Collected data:
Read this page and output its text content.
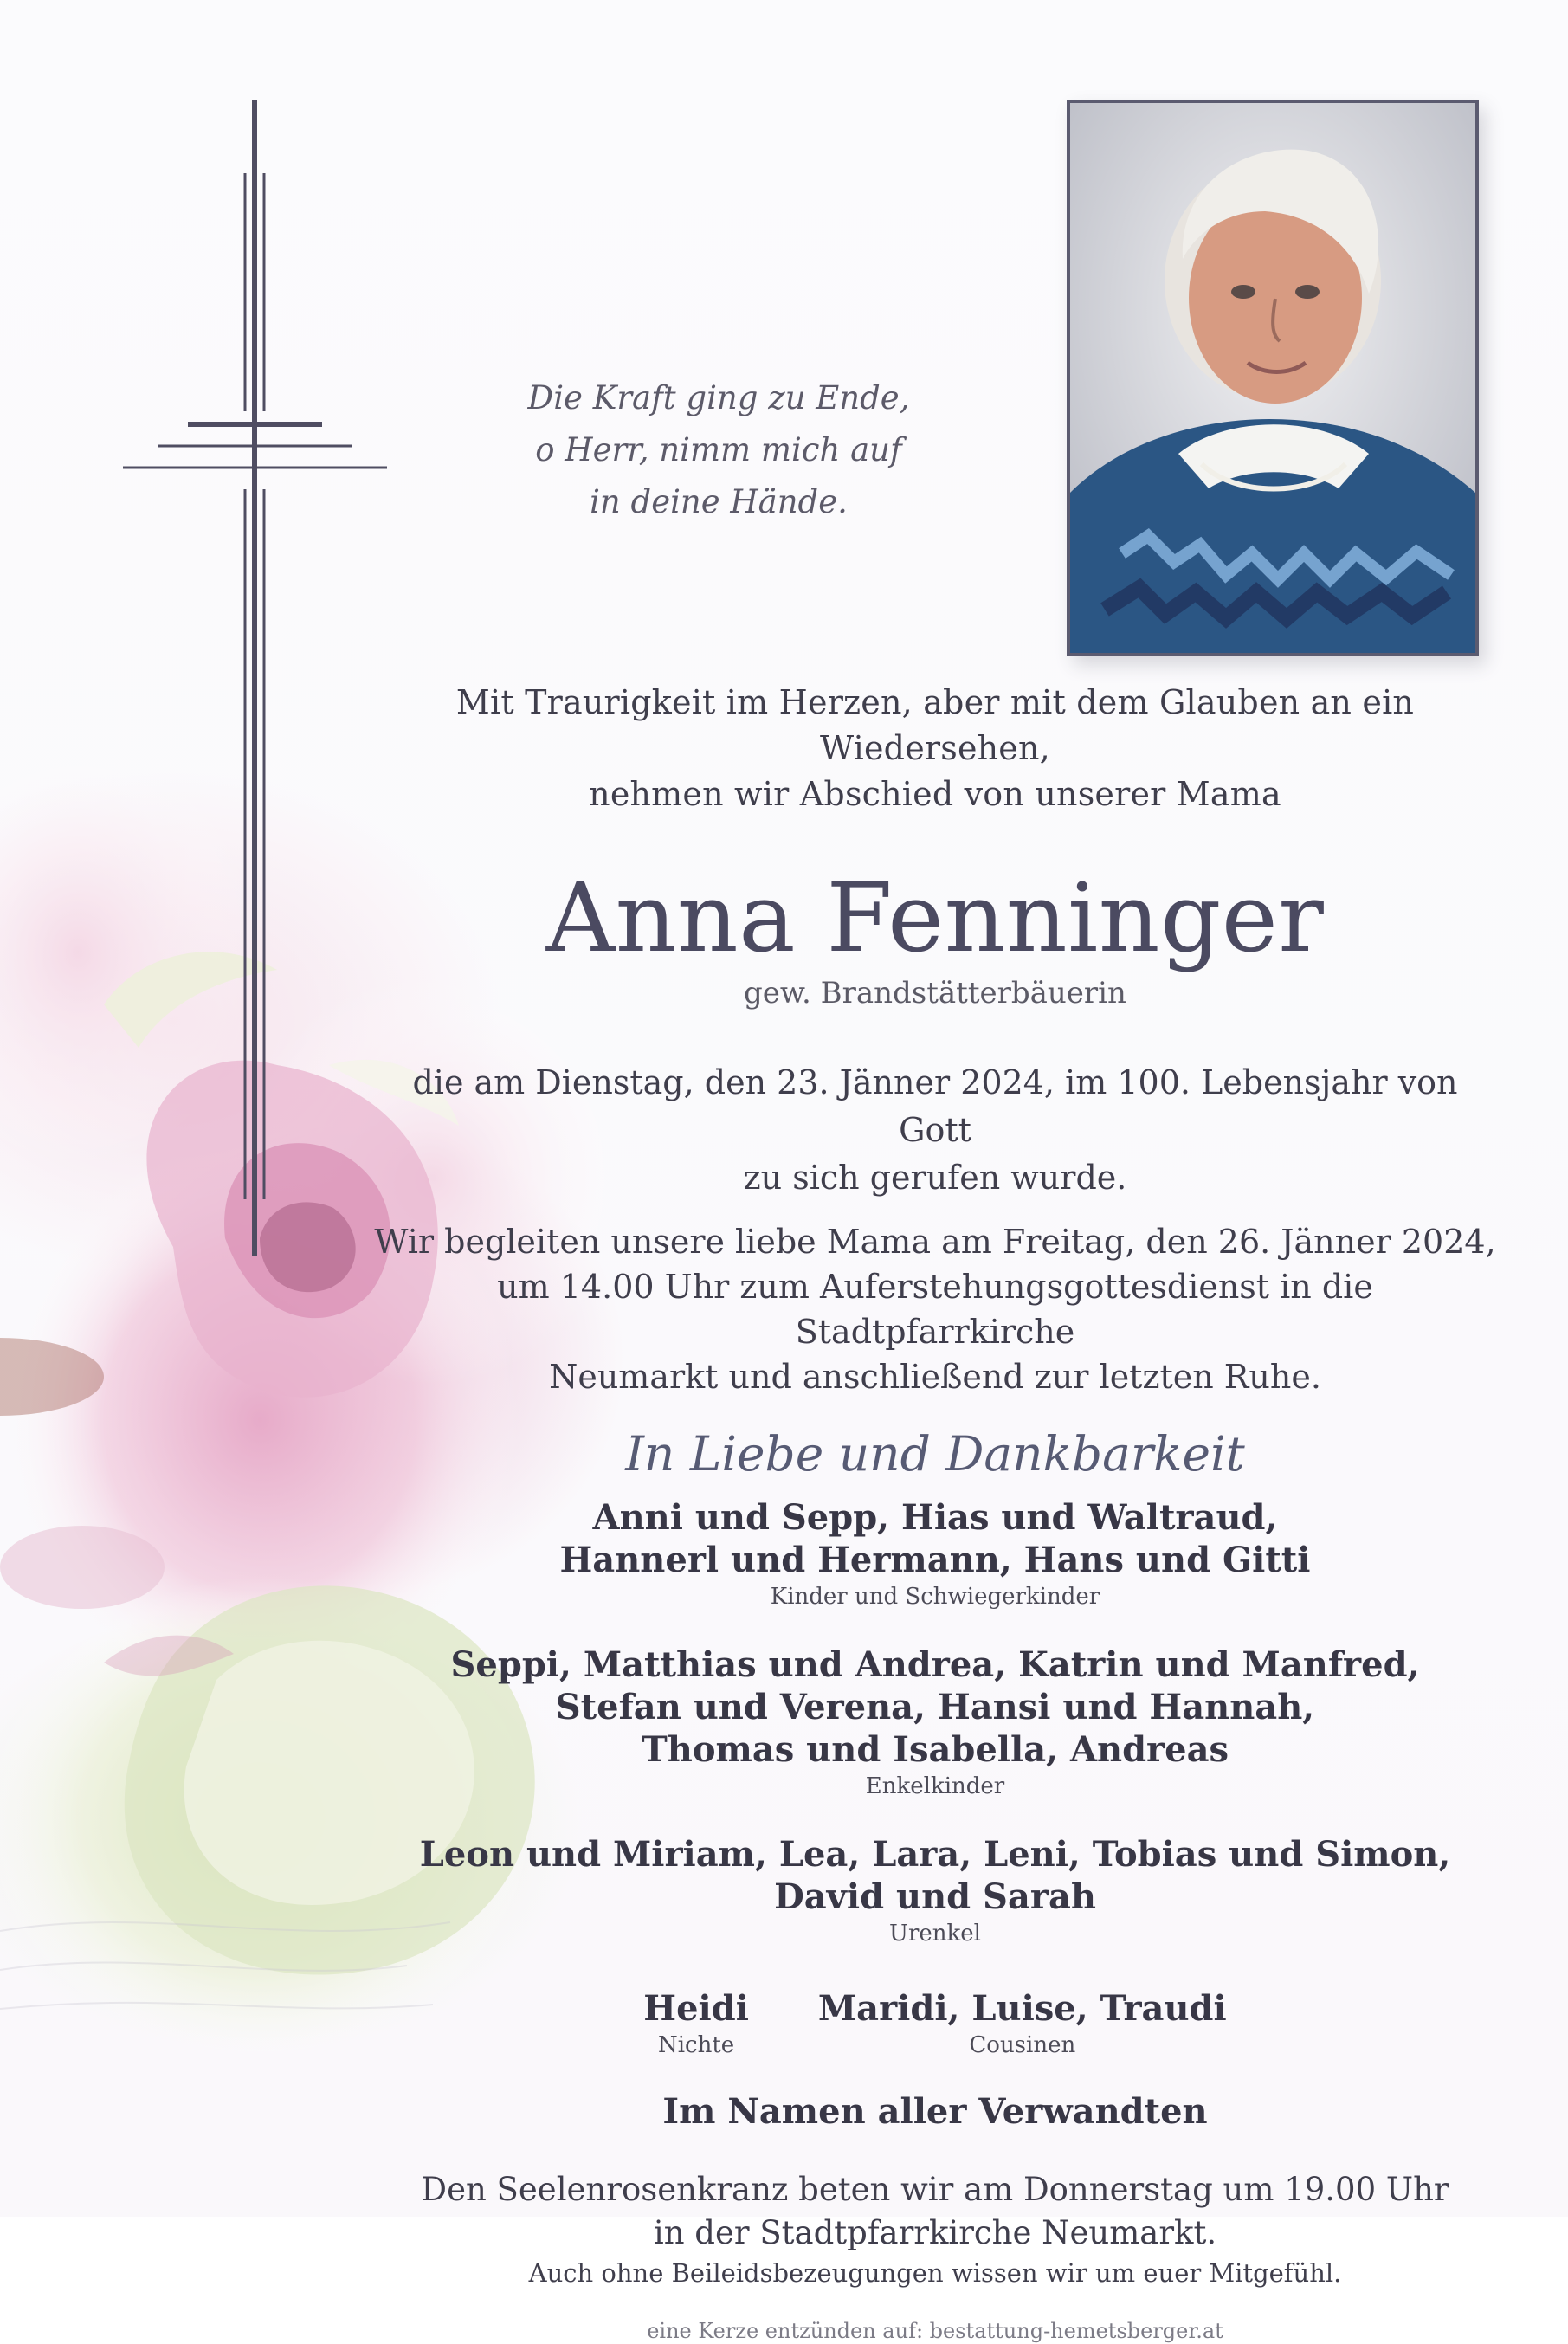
Die Kraft ging zu Ende,
o Herr, nimm mich auf
in deine Hände.
Mit Traurigkeit im Herzen, aber mit dem Glauben an ein Wiedersehen,
nehmen wir Abschied von unserer Mama
Anna Fenninger
gew. Brandstätterbäuerin
die am Dienstag, den 23. Jänner 2024, im 100. Lebensjahr von Gott
zu sich gerufen wurde.
Wir begleiten unsere liebe Mama am Freitag, den 26. Jänner 2024,
um 14.00 Uhr zum Auferstehungsgottesdienst in die Stadtpfarrkirche
Neumarkt und anschließend zur letzten Ruhe.
In Liebe und Dankbarkeit
Anni und Sepp, Hias und Waltraud,
Hannerl und Hermann, Hans und Gitti
Kinder und Schwiegerkinder
Seppi, Matthias und Andrea, Katrin und Manfred,
Stefan und Verena, Hansi und Hannah,
Thomas und Isabella, Andreas
Enkelkinder
Leon und Miriam, Lea, Lara, Leni, Tobias und Simon,
David und Sarah
Urenkel
Heidi
Nichte
Maridi, Luise, Traudi
Cousinen
Im Namen aller Verwandten
Den Seelenrosenkranz beten wir am Donnerstag um 19.00 Uhr
in der Stadtpfarrkirche Neumarkt.
Auch ohne Beileidsbezeugungen wissen wir um euer Mitgefühl.
eine Kerze entzünden auf: bestattung-hemetsberger.at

• Stated exercise:
Report only the count of lines that include the string "Jänner".

• Expected answer:
2